Problem to work on :: Copy each line of the material below that includes the string "SccProvider".

Provided records ::
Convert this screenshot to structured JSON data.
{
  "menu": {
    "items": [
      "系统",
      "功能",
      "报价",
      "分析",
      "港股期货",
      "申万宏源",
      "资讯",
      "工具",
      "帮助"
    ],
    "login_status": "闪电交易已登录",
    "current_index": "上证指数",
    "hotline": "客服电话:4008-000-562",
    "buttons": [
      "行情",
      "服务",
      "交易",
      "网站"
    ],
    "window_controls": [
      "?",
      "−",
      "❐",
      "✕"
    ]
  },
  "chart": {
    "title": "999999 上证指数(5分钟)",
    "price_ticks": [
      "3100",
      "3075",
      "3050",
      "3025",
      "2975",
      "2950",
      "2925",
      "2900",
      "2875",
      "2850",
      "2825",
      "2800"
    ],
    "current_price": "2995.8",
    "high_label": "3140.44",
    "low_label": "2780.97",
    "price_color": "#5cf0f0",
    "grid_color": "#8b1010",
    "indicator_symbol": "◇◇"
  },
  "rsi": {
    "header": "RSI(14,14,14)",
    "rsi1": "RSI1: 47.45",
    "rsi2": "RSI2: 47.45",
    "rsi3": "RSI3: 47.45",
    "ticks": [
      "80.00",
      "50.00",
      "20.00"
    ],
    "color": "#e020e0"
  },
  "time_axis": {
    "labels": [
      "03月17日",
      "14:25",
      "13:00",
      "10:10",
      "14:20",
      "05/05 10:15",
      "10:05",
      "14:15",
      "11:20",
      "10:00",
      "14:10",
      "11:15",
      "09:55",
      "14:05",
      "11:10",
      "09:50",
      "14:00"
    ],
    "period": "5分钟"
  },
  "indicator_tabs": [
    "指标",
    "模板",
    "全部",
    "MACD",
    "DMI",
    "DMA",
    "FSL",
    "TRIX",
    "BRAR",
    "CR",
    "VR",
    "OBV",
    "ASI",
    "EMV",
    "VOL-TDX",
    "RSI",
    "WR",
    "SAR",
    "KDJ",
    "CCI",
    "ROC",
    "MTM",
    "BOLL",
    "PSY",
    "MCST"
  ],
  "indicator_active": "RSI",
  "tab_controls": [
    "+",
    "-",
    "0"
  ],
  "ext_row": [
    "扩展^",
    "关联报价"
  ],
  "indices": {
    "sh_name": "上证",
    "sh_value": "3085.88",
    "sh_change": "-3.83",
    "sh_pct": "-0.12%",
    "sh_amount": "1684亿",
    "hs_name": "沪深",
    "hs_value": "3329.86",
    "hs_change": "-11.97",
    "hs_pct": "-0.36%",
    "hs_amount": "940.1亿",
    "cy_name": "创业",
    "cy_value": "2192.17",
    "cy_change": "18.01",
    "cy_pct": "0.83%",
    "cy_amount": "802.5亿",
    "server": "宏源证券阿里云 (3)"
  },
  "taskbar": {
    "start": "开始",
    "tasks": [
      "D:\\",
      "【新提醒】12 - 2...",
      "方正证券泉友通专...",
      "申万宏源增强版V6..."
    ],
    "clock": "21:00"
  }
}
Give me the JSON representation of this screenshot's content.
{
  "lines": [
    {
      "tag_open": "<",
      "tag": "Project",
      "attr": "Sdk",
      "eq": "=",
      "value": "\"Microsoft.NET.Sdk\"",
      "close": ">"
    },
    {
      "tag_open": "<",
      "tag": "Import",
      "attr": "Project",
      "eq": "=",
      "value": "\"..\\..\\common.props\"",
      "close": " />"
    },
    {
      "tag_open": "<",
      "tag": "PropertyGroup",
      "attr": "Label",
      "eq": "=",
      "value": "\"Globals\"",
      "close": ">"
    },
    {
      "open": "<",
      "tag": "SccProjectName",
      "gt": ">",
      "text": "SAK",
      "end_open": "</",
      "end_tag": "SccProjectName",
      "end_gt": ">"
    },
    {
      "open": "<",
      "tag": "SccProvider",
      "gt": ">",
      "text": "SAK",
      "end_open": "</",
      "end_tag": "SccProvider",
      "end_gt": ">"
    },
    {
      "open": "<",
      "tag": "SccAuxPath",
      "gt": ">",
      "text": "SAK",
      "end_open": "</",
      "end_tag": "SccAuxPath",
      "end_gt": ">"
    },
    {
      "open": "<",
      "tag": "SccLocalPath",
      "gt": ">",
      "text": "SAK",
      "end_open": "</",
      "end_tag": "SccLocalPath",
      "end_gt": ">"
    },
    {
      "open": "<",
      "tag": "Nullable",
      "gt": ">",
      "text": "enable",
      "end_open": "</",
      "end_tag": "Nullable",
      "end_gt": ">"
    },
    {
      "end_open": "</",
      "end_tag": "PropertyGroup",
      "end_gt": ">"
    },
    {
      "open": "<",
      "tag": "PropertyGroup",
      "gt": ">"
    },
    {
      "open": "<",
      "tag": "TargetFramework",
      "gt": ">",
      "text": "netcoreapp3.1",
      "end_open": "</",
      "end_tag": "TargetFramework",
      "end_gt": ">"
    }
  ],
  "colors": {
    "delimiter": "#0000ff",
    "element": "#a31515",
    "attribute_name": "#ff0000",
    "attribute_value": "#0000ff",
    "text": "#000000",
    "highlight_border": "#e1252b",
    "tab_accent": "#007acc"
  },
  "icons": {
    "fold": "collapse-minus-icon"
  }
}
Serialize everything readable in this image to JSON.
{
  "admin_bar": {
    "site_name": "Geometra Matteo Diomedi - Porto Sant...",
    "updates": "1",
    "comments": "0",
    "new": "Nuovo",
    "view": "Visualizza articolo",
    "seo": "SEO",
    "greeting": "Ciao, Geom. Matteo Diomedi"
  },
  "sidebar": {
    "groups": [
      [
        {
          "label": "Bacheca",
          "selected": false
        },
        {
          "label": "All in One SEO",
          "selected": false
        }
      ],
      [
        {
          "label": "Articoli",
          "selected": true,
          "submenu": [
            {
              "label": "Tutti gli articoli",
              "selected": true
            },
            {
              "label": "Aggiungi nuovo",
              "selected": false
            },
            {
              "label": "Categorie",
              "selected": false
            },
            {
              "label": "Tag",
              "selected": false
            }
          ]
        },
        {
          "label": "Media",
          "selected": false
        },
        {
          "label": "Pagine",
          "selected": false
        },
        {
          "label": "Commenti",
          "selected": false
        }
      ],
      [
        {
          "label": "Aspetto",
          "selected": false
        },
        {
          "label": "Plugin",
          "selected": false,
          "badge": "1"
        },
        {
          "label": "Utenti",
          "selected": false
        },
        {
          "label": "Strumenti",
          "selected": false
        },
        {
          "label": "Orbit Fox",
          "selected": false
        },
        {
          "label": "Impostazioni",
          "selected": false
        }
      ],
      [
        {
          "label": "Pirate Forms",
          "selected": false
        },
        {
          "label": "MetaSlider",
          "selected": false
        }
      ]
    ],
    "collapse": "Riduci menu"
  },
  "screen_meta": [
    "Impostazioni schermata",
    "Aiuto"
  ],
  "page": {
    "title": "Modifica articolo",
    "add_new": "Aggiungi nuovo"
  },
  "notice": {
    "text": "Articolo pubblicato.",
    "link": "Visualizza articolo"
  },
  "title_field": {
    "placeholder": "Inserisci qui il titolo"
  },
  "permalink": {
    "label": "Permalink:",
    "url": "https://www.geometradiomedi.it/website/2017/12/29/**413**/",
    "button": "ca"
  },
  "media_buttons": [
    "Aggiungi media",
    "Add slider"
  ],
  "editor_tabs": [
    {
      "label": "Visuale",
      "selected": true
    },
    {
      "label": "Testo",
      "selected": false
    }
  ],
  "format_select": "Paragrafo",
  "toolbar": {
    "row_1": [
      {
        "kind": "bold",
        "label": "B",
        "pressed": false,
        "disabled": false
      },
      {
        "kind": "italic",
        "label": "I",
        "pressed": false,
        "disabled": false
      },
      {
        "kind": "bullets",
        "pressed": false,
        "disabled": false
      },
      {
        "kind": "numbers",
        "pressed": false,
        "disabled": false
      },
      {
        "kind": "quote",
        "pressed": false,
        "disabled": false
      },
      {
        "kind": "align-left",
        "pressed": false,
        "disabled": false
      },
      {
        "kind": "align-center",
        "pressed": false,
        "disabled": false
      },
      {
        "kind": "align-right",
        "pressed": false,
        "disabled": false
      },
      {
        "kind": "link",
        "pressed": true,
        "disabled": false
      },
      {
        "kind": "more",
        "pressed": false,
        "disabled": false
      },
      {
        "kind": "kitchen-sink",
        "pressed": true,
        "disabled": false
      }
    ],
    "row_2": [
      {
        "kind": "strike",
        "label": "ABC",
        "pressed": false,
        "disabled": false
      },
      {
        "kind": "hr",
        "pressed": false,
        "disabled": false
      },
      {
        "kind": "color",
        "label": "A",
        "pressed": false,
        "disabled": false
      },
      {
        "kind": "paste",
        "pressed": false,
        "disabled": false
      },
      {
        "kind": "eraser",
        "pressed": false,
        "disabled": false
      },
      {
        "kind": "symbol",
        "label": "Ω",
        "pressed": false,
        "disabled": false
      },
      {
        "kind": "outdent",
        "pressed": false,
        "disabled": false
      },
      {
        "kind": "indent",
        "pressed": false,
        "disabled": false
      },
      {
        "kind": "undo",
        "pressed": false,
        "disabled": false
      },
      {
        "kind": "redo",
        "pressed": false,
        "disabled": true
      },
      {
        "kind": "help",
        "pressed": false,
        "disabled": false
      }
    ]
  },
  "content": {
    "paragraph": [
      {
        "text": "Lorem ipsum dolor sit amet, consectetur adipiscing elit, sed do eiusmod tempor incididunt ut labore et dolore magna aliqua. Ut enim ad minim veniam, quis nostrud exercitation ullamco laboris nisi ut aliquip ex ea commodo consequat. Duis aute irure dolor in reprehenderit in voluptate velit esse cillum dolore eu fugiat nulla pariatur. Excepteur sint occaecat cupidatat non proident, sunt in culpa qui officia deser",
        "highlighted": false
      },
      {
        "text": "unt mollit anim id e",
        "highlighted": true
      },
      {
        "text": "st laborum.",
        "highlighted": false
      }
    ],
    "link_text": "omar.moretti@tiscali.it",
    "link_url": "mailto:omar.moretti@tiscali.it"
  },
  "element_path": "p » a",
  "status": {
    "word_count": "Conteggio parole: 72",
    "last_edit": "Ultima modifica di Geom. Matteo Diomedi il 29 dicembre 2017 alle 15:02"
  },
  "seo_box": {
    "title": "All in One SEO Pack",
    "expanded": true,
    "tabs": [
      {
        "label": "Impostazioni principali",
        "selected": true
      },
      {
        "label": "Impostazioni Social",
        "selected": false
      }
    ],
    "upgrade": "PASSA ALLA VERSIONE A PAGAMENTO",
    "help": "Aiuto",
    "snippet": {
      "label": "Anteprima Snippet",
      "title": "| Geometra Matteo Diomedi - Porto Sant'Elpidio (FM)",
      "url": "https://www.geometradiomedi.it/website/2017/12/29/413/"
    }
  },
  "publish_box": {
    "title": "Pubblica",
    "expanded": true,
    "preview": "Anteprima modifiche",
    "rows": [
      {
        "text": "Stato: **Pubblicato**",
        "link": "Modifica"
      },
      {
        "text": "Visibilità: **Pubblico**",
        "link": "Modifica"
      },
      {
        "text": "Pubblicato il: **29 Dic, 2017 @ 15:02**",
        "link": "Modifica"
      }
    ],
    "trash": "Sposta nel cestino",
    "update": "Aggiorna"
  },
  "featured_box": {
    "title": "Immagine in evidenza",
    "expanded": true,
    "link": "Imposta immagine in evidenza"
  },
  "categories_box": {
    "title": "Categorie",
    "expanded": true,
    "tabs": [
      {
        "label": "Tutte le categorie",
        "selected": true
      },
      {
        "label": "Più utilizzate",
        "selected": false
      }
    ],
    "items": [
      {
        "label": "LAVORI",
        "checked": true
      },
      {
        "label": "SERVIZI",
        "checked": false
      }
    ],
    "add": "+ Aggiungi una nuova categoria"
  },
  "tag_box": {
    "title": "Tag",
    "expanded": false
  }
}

Answer to this problem ::
      "tag": "SccProvider",
      "end_tag": "SccProvider",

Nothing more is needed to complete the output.